__DATA FOR PROCESSING__
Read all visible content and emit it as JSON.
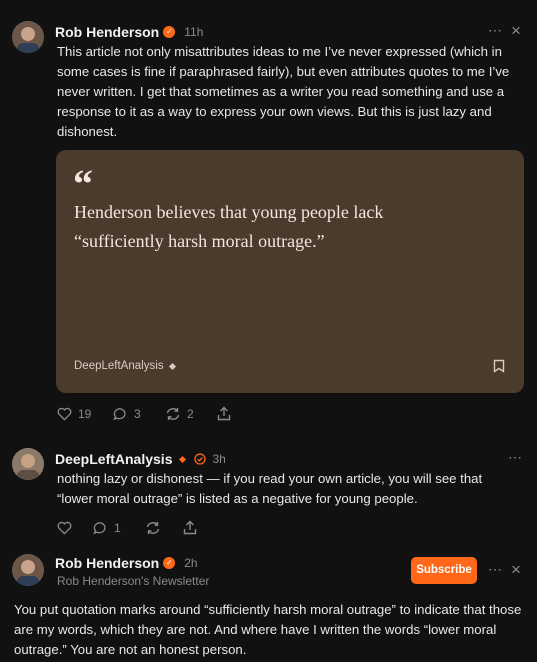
{
  "comments": [
    {
      "author": "Rob Henderson",
      "time": "11h",
      "text": "This article not only misattributes ideas to me I’ve never expressed (which in some cases is fine if paraphrased fairly), but even attributes quotes to me I’ve never written. I get that sometimes as a writer you read something and use a response to it as a way to express your own views. But this is just lazy and dishonest.",
      "quote": {
        "mark": "“",
        "text": "Henderson believes that young people lack “sufficiently harsh moral outrage.”",
        "source": "DeepLeftAnalysis"
      },
      "actions": {
        "likes": "19",
        "replies": "3",
        "restacks": "2"
      }
    },
    {
      "author": "DeepLeftAnalysis",
      "time": "3h",
      "text": "nothing lazy or dishonest — if you read your own article, you will see that “lower moral outrage” is listed as a negative for young people.",
      "actions": {
        "replies": "1"
      }
    },
    {
      "author": "Rob Henderson",
      "time": "2h",
      "newsletter": "Rob Henderson's Newsletter",
      "subscribe_label": "Subscribe",
      "text": "You put quotation marks around “sufficiently harsh moral outrage” to indicate that those are my words, which they are not. And where have I written the words “lower moral outrage.” You are not an honest person."
    }
  ],
  "icons": {
    "more": "⋯",
    "close": "×",
    "verified_badge": "✓"
  },
  "colors": {
    "accent": "#ff6719",
    "background": "#111111",
    "quote_card": "#4a3b2c"
  }
}
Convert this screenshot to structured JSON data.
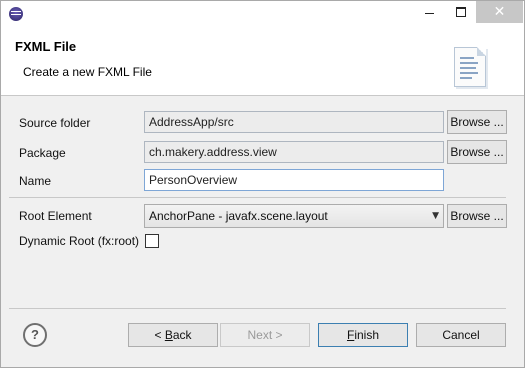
{
  "titlebar": {
    "minimize_icon": "minimize-icon",
    "maximize_icon": "maximize-icon",
    "close_glyph": "✕"
  },
  "header": {
    "title": "FXML File",
    "subtitle": "Create a new FXML File"
  },
  "form": {
    "source_folder": {
      "label": "Source folder",
      "value": "AddressApp/src",
      "browse_label": "Browse ..."
    },
    "package": {
      "label": "Package",
      "value": "ch.makery.address.view",
      "browse_label": "Browse ..."
    },
    "name": {
      "label": "Name",
      "value": "PersonOverview"
    },
    "root_element": {
      "label": "Root Element",
      "value": "AnchorPane - javafx.scene.layout",
      "browse_label": "Browse ..."
    },
    "dynamic_root": {
      "label": "Dynamic Root (fx:root)",
      "checked": false
    }
  },
  "footer": {
    "help_glyph": "?",
    "back_label": "< Back",
    "back_mnemonic_prefix": "< ",
    "back_mnemonic": "B",
    "back_rest": "ack",
    "next_label": "Next >",
    "finish_mnemonic": "F",
    "finish_rest": "inish",
    "cancel_label": "Cancel"
  }
}
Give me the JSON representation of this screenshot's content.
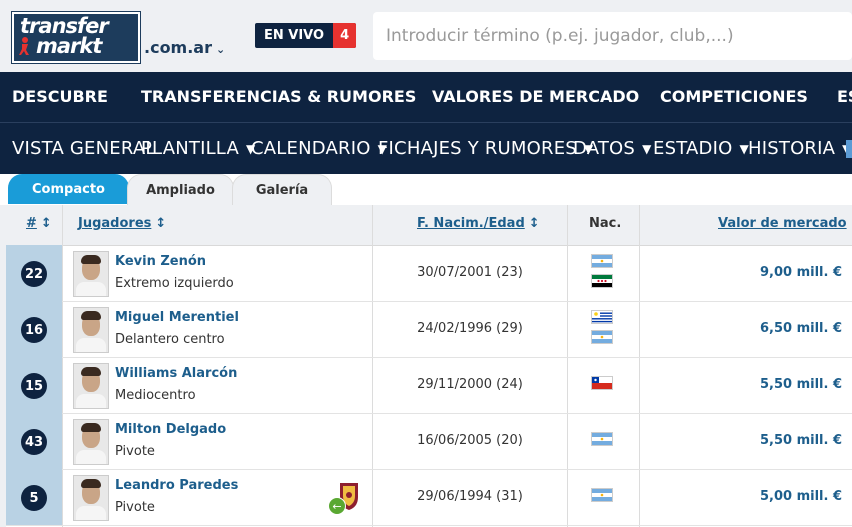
{
  "header": {
    "logo_line1": "transfer",
    "logo_line2": "markt",
    "domain": ".com.ar",
    "domain_caret": "⌄",
    "live_label": "EN VIVO",
    "live_count": "4",
    "search_placeholder": "Introducir término (p.ej. jugador, club,...)"
  },
  "main_nav": [
    "DESCUBRE",
    "TRANSFERENCIAS & RUMORES",
    "VALORES DE MERCADO",
    "COMPETICIONES",
    "ES"
  ],
  "sub_nav": [
    {
      "label": "VISTA GENERAL",
      "has_menu": false
    },
    {
      "label": "PLANTILLA",
      "has_menu": true
    },
    {
      "label": "CALENDARIO",
      "has_menu": true
    },
    {
      "label": "FICHAJES Y RUMORES",
      "has_menu": true
    },
    {
      "label": "DATOS",
      "has_menu": true
    },
    {
      "label": "ESTADIO",
      "has_menu": true
    },
    {
      "label": "HISTORIA",
      "has_menu": true
    }
  ],
  "sub_nav_caret": "▼",
  "tabs": [
    {
      "label": "Compacto",
      "active": true
    },
    {
      "label": "Ampliado",
      "active": false
    },
    {
      "label": "Galería",
      "active": false
    }
  ],
  "table": {
    "headers": {
      "number": "#",
      "players": "Jugadores",
      "dob_age": "F. Nacim./Edad",
      "nationality": "Nac.",
      "market_value": "Valor de mercado"
    },
    "sort_glyph": "↕",
    "sort_desc_glyph": "↓",
    "rows": [
      {
        "number": "22",
        "name": "Kevin Zenón",
        "position": "Extremo izquierdo",
        "dob_age": "30/07/2001 (23)",
        "flags": [
          "argentina-flag",
          "syria-flag"
        ],
        "value": "9,00 mill. €",
        "loan_from_club": false
      },
      {
        "number": "16",
        "name": "Miguel Merentiel",
        "position": "Delantero centro",
        "dob_age": "24/02/1996 (29)",
        "flags": [
          "uruguay-flag",
          "argentina-flag"
        ],
        "value": "6,50 mill. €",
        "loan_from_club": false
      },
      {
        "number": "15",
        "name": "Williams Alarcón",
        "position": "Mediocentro",
        "dob_age": "29/11/2000 (24)",
        "flags": [
          "chile-flag"
        ],
        "value": "5,50 mill. €",
        "loan_from_club": false
      },
      {
        "number": "43",
        "name": "Milton Delgado",
        "position": "Pivote",
        "dob_age": "16/06/2005 (20)",
        "flags": [
          "argentina-flag"
        ],
        "value": "5,50 mill. €",
        "loan_from_club": false
      },
      {
        "number": "5",
        "name": "Leandro Paredes",
        "position": "Pivote",
        "dob_age": "29/06/1994 (31)",
        "flags": [
          "argentina-flag"
        ],
        "value": "5,00 mill. €",
        "loan_from_club": true
      }
    ]
  },
  "colors": {
    "navy": "#0e2340",
    "accent_blue": "#1a9cd8",
    "link_blue": "#1d5e8c",
    "live_red": "#e6322f",
    "number_cell": "#b9d2e4"
  }
}
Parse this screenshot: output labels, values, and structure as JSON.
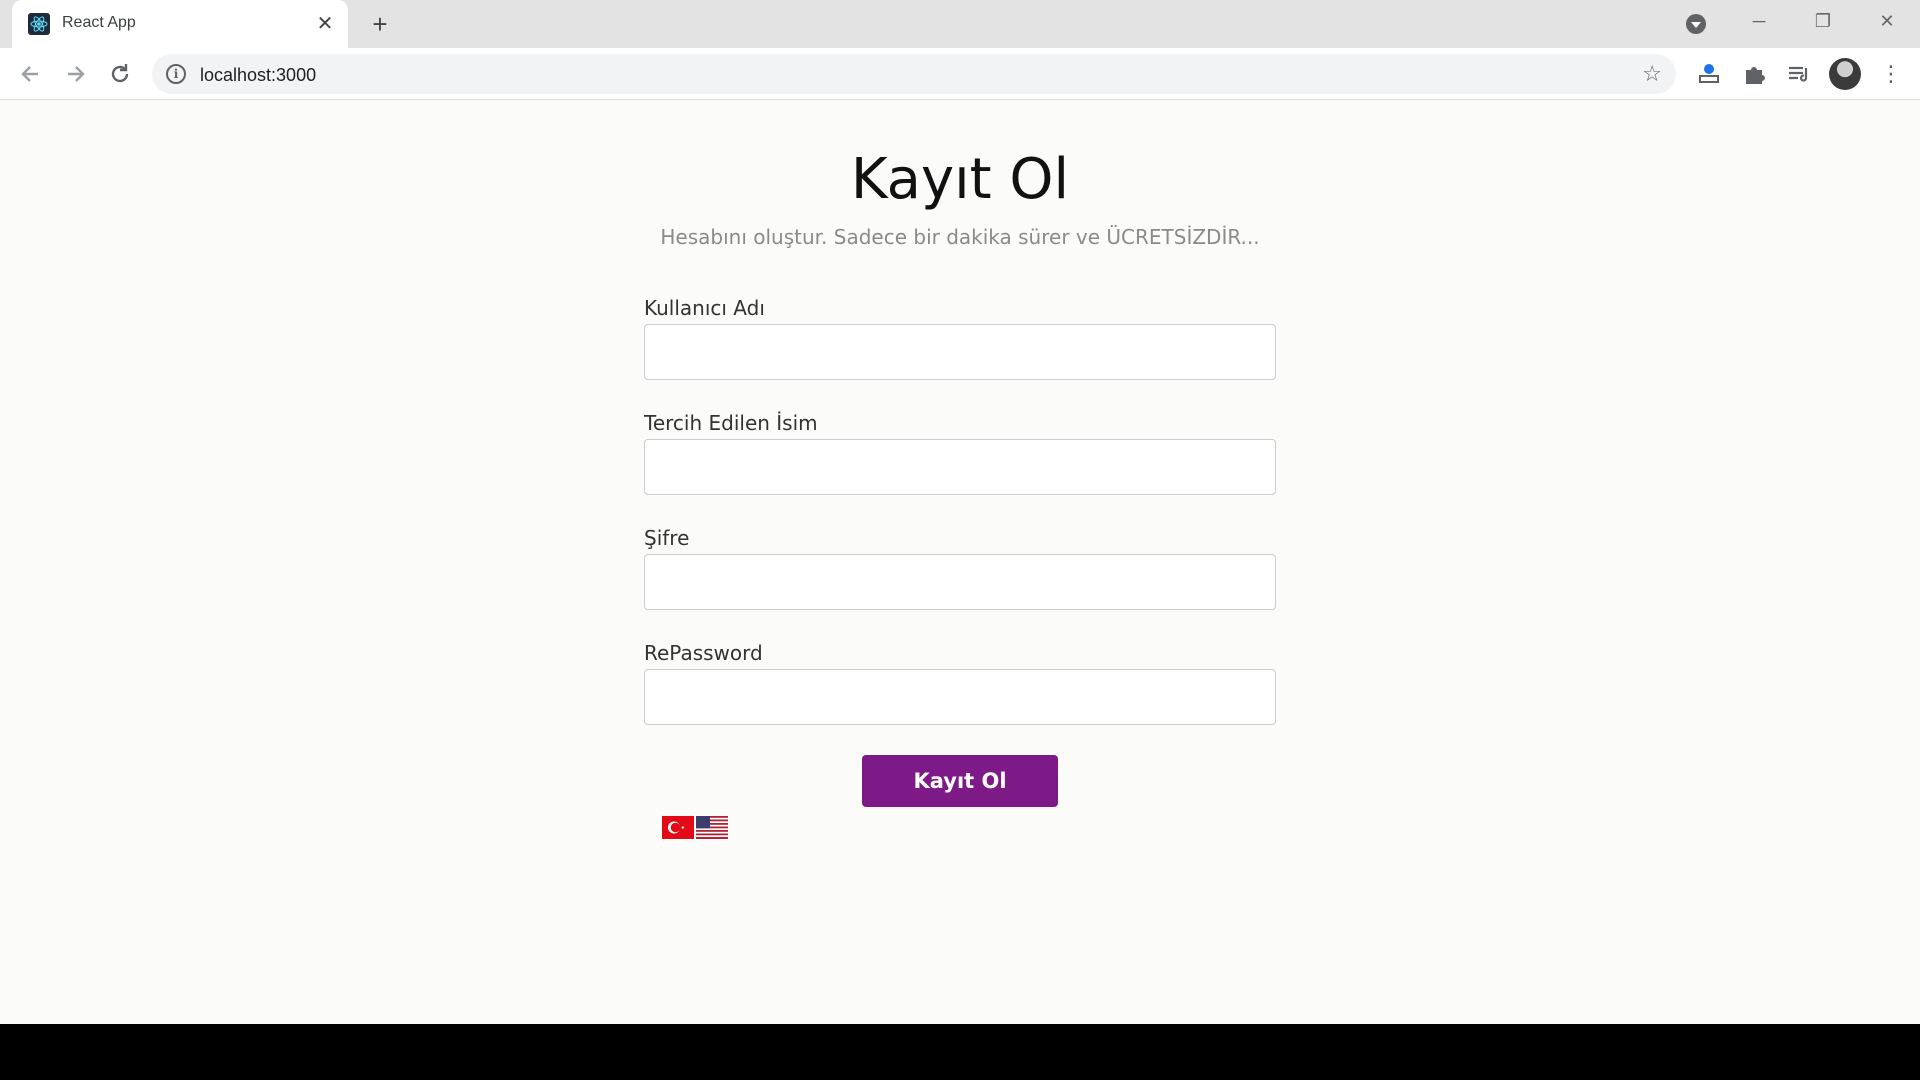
{
  "browser": {
    "tab_title": "React App",
    "tab_close": "✕",
    "new_tab": "+",
    "url": "localhost:3000",
    "window_controls": {
      "minimize": "─",
      "restore": "❐",
      "close": "✕"
    },
    "icons": {
      "back": "back-arrow-icon",
      "forward": "forward-arrow-icon",
      "reload": "reload-icon",
      "info": "info-icon",
      "star": "star-icon",
      "extension1": "extension-icon",
      "puzzle": "puzzle-icon",
      "media": "media-queue-icon",
      "menu": "kebab-menu-icon"
    }
  },
  "page": {
    "title": "Kayıt Ol",
    "subtitle": "Hesabını oluştur. Sadece bir dakika sürer ve ÜCRETSİZDİR...",
    "fields": [
      {
        "label": "Kullanıcı Adı",
        "value": "",
        "type": "text"
      },
      {
        "label": "Tercih Edilen İsim",
        "value": "",
        "type": "text"
      },
      {
        "label": "Şifre",
        "value": "",
        "type": "password"
      },
      {
        "label": "RePassword",
        "value": "",
        "type": "password"
      }
    ],
    "submit_label": "Kayıt Ol",
    "languages": [
      "tr-flag-icon",
      "us-flag-icon"
    ]
  },
  "colors": {
    "accent": "#7d1a87",
    "page_bg": "#fbfbfa",
    "subtitle": "#8a8a8a"
  }
}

__WHAT IS NEEDED__
Your copy should match the entries exactly, minus the pictures.

__COMPLETED TASK__
Read all visible content and emit it as JSON.
{
  "comments": [
    {
      "author": "Rob Henderson",
      "time": "11h",
      "text": "This article not only misattributes ideas to me I’ve never expressed (which in some cases is fine if paraphrased fairly), but even attributes quotes to me I’ve never written. I get that sometimes as a writer you read something and use a response to it as a way to express your own views. But this is just lazy and dishonest.",
      "quote": {
        "mark": "“",
        "text": "Henderson believes that young people lack “sufficiently harsh moral outrage.”",
        "source": "DeepLeftAnalysis"
      },
      "actions": {
        "likes": "19",
        "replies": "3",
        "restacks": "2"
      }
    },
    {
      "author": "DeepLeftAnalysis",
      "time": "3h",
      "text": "nothing lazy or dishonest — if you read your own article, you will see that “lower moral outrage” is listed as a negative for young people.",
      "actions": {
        "replies": "1"
      }
    },
    {
      "author": "Rob Henderson",
      "time": "2h",
      "newsletter": "Rob Henderson's Newsletter",
      "subscribe_label": "Subscribe",
      "text": "You put quotation marks around “sufficiently harsh moral outrage” to indicate that those are my words, which they are not. And where have I written the words “lower moral outrage.” You are not an honest person."
    }
  ],
  "icons": {
    "more": "⋯",
    "close": "×",
    "verified_badge": "✓"
  },
  "colors": {
    "accent": "#ff6719",
    "background": "#111111",
    "quote_card": "#4a3b2c"
  }
}
Convert this screenshot to structured JSON data.
{
  "titlebar": {
    "minimize_icon": "minimize-icon",
    "maximize_icon": "maximize-icon",
    "close_glyph": "✕"
  },
  "header": {
    "title": "FXML File",
    "subtitle": "Create a new FXML File"
  },
  "form": {
    "source_folder": {
      "label": "Source folder",
      "value": "AddressApp/src",
      "browse_label": "Browse ..."
    },
    "package": {
      "label": "Package",
      "value": "ch.makery.address.view",
      "browse_label": "Browse ..."
    },
    "name": {
      "label": "Name",
      "value": "PersonOverview"
    },
    "root_element": {
      "label": "Root Element",
      "value": "AnchorPane - javafx.scene.layout",
      "browse_label": "Browse ..."
    },
    "dynamic_root": {
      "label": "Dynamic Root (fx:root)",
      "checked": false
    }
  },
  "footer": {
    "help_glyph": "?",
    "back_label": "< Back",
    "back_mnemonic_prefix": "< ",
    "back_mnemonic": "B",
    "back_rest": "ack",
    "next_label": "Next >",
    "finish_mnemonic": "F",
    "finish_rest": "inish",
    "cancel_label": "Cancel"
  }
}
Give me the JSON representation of this screenshot's content.
{
  "header": {
    "logo_line1": "transfer",
    "logo_line2": "markt",
    "domain": ".com.ar",
    "domain_caret": "⌄",
    "live_label": "EN VIVO",
    "live_count": "4",
    "search_placeholder": "Introducir término (p.ej. jugador, club,...)"
  },
  "main_nav": [
    "DESCUBRE",
    "TRANSFERENCIAS & RUMORES",
    "VALORES DE MERCADO",
    "COMPETICIONES",
    "ES"
  ],
  "sub_nav": [
    {
      "label": "VISTA GENERAL",
      "has_menu": false
    },
    {
      "label": "PLANTILLA",
      "has_menu": true
    },
    {
      "label": "CALENDARIO",
      "has_menu": true
    },
    {
      "label": "FICHAJES Y RUMORES",
      "has_menu": true
    },
    {
      "label": "DATOS",
      "has_menu": true
    },
    {
      "label": "ESTADIO",
      "has_menu": true
    },
    {
      "label": "HISTORIA",
      "has_menu": true
    }
  ],
  "sub_nav_caret": "▼",
  "tabs": [
    {
      "label": "Compacto",
      "active": true
    },
    {
      "label": "Ampliado",
      "active": false
    },
    {
      "label": "Galería",
      "active": false
    }
  ],
  "table": {
    "headers": {
      "number": "#",
      "players": "Jugadores",
      "dob_age": "F. Nacim./Edad",
      "nationality": "Nac.",
      "market_value": "Valor de mercado"
    },
    "sort_glyph": "↕",
    "sort_desc_glyph": "↓",
    "rows": [
      {
        "number": "22",
        "name": "Kevin Zenón",
        "position": "Extremo izquierdo",
        "dob_age": "30/07/2001 (23)",
        "flags": [
          "argentina-flag",
          "syria-flag"
        ],
        "value": "9,00 mill. €",
        "loan_from_club": false
      },
      {
        "number": "16",
        "name": "Miguel Merentiel",
        "position": "Delantero centro",
        "dob_age": "24/02/1996 (29)",
        "flags": [
          "uruguay-flag",
          "argentina-flag"
        ],
        "value": "6,50 mill. €",
        "loan_from_club": false
      },
      {
        "number": "15",
        "name": "Williams Alarcón",
        "position": "Mediocentro",
        "dob_age": "29/11/2000 (24)",
        "flags": [
          "chile-flag"
        ],
        "value": "5,50 mill. €",
        "loan_from_club": false
      },
      {
        "number": "43",
        "name": "Milton Delgado",
        "position": "Pivote",
        "dob_age": "16/06/2005 (20)",
        "flags": [
          "argentina-flag"
        ],
        "value": "5,50 mill. €",
        "loan_from_club": false
      },
      {
        "number": "5",
        "name": "Leandro Paredes",
        "position": "Pivote",
        "dob_age": "29/06/1994 (31)",
        "flags": [
          "argentina-flag"
        ],
        "value": "5,00 mill. €",
        "loan_from_club": true
      }
    ]
  },
  "colors": {
    "navy": "#0e2340",
    "accent_blue": "#1a9cd8",
    "link_blue": "#1d5e8c",
    "live_red": "#e6322f",
    "number_cell": "#b9d2e4"
  }
}
Parse this screenshot: output labels, values, and structure as JSON.
{
  "browser": {
    "tab_title": "React App",
    "tab_close": "✕",
    "new_tab": "+",
    "url": "localhost:3000",
    "window_controls": {
      "minimize": "─",
      "restore": "❐",
      "close": "✕"
    },
    "icons": {
      "back": "back-arrow-icon",
      "forward": "forward-arrow-icon",
      "reload": "reload-icon",
      "info": "info-icon",
      "star": "star-icon",
      "extension1": "extension-icon",
      "puzzle": "puzzle-icon",
      "media": "media-queue-icon",
      "menu": "kebab-menu-icon"
    }
  },
  "page": {
    "title": "Kayıt Ol",
    "subtitle": "Hesabını oluştur. Sadece bir dakika sürer ve ÜCRETSİZDİR...",
    "fields": [
      {
        "label": "Kullanıcı Adı",
        "value": "",
        "type": "text"
      },
      {
        "label": "Tercih Edilen İsim",
        "value": "",
        "type": "text"
      },
      {
        "label": "Şifre",
        "value": "",
        "type": "password"
      },
      {
        "label": "RePassword",
        "value": "",
        "type": "password"
      }
    ],
    "submit_label": "Kayıt Ol",
    "languages": [
      "tr-flag-icon",
      "us-flag-icon"
    ]
  },
  "colors": {
    "accent": "#7d1a87",
    "page_bg": "#fbfbfa",
    "subtitle": "#8a8a8a"
  }
}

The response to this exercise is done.